▶ [TASK DETAILS]: Look for the string "mājas" and copy every line that has it.

(Data records)
BEGIN

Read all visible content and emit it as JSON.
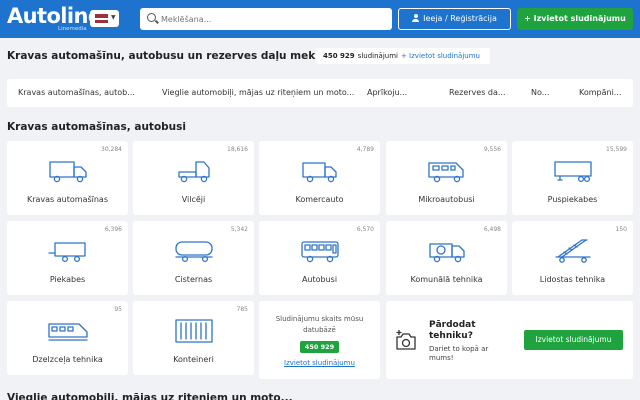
{
  "header": {
    "logo": "Autoline",
    "logo_sub": "Linemedia",
    "search_placeholder": "Meklēšana...",
    "login_label": "Ieeja / Reģistrācija",
    "post_label": "+ Izvietot sludinājumu",
    "colors": {
      "header_bg": "#1e73cf",
      "accent_green": "#1ea33e"
    }
  },
  "title_row": {
    "title": "Kravas automašīnu, autobusu un rezerves daļu meklēšana",
    "count": "450 929",
    "count_label": "sludinājumi",
    "post_link": "+ Izvietot sludinājumu"
  },
  "tabs": [
    {
      "label": "Kravas automašīnas, autob..."
    },
    {
      "label": "Vieglie automobiļi, mājas uz riteņiem un moto..."
    },
    {
      "label": "Aprīkoju..."
    },
    {
      "label": "Rezerves da..."
    },
    {
      "label": "No..."
    },
    {
      "label": "Kompāni..."
    }
  ],
  "section": {
    "title": "Kravas automašīnas, autobusi",
    "next_title": "Vieglie automobiļi, mājas uz riteņiem un moto..."
  },
  "categories": [
    {
      "label": "Kravas automašīnas",
      "count": "30,284",
      "icon": "truck-icon"
    },
    {
      "label": "Vilcēji",
      "count": "18,616",
      "icon": "tractor-unit-icon"
    },
    {
      "label": "Komercauto",
      "count": "4,789",
      "icon": "light-truck-icon"
    },
    {
      "label": "Mikroautobusi",
      "count": "9,556",
      "icon": "minibus-icon"
    },
    {
      "label": "Puspiekabes",
      "count": "15,599",
      "icon": "semi-trailer-icon"
    },
    {
      "label": "Piekabes",
      "count": "6,396",
      "icon": "trailer-icon"
    },
    {
      "label": "Cisternas",
      "count": "5,342",
      "icon": "tank-icon"
    },
    {
      "label": "Autobusi",
      "count": "6,570",
      "icon": "bus-icon"
    },
    {
      "label": "Komunālā tehnika",
      "count": "6,498",
      "icon": "municipal-truck-icon"
    },
    {
      "label": "Lidostas tehnika",
      "count": "150",
      "icon": "airport-stairs-icon"
    },
    {
      "label": "Dzelzceļa tehnika",
      "count": "95",
      "icon": "train-icon"
    },
    {
      "label": "Konteineri",
      "count": "785",
      "icon": "container-icon"
    }
  ],
  "stats": {
    "text": "Sludinājumu skaits mūsu datubāzē",
    "value": "450 929",
    "link": "Izvietot sludinājumu"
  },
  "sell": {
    "title": "Pārdodat tehniku?",
    "subtitle": "Dariet to kopā ar mums!",
    "button": "Izvietot sludinājumu",
    "icon": "camera-plus-icon"
  }
}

END

▶ [FULL ANSWER]:
      "label": "Vieglie automobiļi, mājas uz riteņiem un moto..."
    "next_title": "Vieglie automobiļi, mājas uz riteņiem un moto..."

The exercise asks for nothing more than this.